[Written problem]
Go through the entries below and pick out every line with "euros".

[Dataset entries]
_____

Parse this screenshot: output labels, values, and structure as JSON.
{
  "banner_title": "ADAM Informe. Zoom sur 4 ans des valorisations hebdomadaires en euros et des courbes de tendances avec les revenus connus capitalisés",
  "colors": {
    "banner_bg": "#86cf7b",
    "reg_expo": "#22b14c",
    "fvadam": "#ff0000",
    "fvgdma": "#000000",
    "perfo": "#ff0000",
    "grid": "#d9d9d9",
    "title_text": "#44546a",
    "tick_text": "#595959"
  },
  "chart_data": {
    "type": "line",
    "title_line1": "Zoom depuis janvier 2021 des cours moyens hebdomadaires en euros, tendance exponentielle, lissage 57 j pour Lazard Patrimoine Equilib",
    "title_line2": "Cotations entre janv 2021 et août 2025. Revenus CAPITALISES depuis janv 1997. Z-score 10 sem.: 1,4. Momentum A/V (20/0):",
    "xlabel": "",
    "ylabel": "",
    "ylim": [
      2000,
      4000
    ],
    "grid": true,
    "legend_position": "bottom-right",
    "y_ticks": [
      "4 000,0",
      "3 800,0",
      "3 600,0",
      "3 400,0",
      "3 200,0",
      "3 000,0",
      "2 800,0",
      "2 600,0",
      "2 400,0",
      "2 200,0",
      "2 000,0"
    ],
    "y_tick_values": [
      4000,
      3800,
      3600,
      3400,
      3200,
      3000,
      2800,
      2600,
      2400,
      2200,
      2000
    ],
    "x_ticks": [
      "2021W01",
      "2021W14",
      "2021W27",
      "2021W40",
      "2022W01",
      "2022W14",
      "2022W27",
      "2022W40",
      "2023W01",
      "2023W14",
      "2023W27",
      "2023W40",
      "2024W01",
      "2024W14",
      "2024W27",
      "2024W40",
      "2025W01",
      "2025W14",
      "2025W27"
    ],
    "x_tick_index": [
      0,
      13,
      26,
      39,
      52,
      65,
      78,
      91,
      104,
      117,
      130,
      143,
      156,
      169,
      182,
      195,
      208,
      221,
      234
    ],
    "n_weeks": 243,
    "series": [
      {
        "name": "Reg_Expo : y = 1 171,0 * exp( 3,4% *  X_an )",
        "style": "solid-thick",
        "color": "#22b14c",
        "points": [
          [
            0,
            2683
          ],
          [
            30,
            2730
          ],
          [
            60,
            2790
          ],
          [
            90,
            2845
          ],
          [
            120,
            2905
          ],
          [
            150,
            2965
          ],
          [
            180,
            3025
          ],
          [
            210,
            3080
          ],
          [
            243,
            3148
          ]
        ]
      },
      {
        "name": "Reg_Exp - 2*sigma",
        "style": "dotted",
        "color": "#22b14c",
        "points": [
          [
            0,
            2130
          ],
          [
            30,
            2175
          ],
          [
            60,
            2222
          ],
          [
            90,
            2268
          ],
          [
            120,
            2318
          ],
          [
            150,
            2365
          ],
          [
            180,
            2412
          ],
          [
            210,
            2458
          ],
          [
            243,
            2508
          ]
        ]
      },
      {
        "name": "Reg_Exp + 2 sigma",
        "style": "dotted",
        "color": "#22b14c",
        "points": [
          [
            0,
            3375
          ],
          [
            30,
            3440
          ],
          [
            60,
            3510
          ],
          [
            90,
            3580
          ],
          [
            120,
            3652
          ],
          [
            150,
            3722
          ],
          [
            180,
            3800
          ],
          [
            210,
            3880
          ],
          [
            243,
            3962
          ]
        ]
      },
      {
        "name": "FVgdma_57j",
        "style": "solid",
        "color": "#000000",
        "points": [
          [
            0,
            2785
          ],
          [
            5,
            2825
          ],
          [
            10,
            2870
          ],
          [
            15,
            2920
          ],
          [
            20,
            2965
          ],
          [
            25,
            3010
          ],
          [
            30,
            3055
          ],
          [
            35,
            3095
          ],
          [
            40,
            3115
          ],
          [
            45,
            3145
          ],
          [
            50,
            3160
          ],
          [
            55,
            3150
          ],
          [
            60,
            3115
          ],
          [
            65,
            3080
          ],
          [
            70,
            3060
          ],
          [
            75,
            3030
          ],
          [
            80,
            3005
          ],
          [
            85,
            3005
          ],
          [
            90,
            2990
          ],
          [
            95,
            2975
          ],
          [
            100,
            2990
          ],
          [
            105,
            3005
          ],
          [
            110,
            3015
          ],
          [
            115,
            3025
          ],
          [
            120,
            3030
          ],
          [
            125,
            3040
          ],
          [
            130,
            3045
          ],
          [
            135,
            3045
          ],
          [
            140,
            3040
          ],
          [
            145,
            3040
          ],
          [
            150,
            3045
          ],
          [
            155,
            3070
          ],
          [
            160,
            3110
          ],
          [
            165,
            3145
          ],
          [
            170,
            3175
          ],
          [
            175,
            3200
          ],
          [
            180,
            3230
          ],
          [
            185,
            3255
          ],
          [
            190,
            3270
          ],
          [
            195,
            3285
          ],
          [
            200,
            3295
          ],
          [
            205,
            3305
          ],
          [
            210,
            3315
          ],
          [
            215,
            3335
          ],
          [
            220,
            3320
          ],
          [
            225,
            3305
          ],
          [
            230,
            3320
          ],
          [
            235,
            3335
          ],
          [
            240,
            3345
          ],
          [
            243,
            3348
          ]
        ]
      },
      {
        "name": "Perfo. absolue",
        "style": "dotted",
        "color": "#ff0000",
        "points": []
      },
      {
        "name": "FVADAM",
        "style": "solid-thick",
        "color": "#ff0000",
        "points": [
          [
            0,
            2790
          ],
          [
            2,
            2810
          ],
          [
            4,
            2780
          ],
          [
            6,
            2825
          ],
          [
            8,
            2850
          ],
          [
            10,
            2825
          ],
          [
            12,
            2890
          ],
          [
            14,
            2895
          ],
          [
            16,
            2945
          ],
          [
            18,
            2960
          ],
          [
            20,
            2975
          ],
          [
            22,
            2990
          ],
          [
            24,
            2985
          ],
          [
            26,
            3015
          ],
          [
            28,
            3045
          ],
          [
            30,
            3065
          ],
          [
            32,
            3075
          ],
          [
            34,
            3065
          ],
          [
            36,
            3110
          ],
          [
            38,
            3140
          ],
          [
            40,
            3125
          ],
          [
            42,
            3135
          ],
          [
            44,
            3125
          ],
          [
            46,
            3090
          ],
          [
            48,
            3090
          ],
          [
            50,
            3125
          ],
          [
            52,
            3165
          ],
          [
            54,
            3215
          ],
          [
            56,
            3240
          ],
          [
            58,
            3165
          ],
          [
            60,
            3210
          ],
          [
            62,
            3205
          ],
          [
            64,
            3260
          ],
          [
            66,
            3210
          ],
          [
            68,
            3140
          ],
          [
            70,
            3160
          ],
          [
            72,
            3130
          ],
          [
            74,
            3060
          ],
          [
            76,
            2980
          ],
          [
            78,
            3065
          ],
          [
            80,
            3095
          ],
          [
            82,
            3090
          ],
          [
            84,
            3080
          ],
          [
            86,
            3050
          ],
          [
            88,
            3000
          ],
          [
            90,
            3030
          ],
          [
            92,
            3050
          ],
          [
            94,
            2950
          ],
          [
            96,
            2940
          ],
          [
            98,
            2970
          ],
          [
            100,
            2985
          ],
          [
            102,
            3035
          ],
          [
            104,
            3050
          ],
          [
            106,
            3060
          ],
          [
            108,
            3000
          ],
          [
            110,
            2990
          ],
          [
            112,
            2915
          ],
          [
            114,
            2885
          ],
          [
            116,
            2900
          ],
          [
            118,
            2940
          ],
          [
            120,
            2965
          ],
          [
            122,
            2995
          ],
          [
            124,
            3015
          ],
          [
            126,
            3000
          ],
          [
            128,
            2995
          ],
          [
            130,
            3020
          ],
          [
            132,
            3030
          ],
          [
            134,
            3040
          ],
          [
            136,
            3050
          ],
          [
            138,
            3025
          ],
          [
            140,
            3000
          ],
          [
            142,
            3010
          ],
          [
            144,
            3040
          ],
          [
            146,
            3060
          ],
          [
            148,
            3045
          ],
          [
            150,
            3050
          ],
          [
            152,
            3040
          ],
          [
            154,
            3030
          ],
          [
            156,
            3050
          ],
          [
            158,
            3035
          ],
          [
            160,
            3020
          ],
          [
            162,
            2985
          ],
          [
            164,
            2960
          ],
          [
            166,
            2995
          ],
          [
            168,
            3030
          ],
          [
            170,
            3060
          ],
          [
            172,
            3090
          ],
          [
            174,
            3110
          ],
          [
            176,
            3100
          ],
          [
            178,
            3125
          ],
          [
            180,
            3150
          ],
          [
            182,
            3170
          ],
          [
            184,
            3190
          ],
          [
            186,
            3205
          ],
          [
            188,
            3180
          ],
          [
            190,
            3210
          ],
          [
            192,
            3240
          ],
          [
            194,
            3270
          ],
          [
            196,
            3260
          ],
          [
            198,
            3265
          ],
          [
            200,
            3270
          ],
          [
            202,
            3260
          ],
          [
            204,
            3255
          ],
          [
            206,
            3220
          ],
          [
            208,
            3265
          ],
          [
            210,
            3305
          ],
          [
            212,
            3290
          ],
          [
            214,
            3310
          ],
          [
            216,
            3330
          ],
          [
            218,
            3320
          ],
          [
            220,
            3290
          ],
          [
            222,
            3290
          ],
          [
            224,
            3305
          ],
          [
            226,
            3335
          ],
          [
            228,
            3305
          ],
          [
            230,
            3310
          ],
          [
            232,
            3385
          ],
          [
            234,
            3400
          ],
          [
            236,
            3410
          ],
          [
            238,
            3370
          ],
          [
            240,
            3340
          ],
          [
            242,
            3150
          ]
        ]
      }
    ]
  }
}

_____

[Solution to this task]
  "banner_title": "ADAM Informe. Zoom sur 4 ans des valorisations hebdomadaires en euros et des courbes de tendances avec les revenus connus capitalisés",
    "title_line1": "Zoom depuis janvier 2021 des cours moyens hebdomadaires en euros, tendance exponentielle, lissage 57 j pour Lazard Patrimoine Equilib",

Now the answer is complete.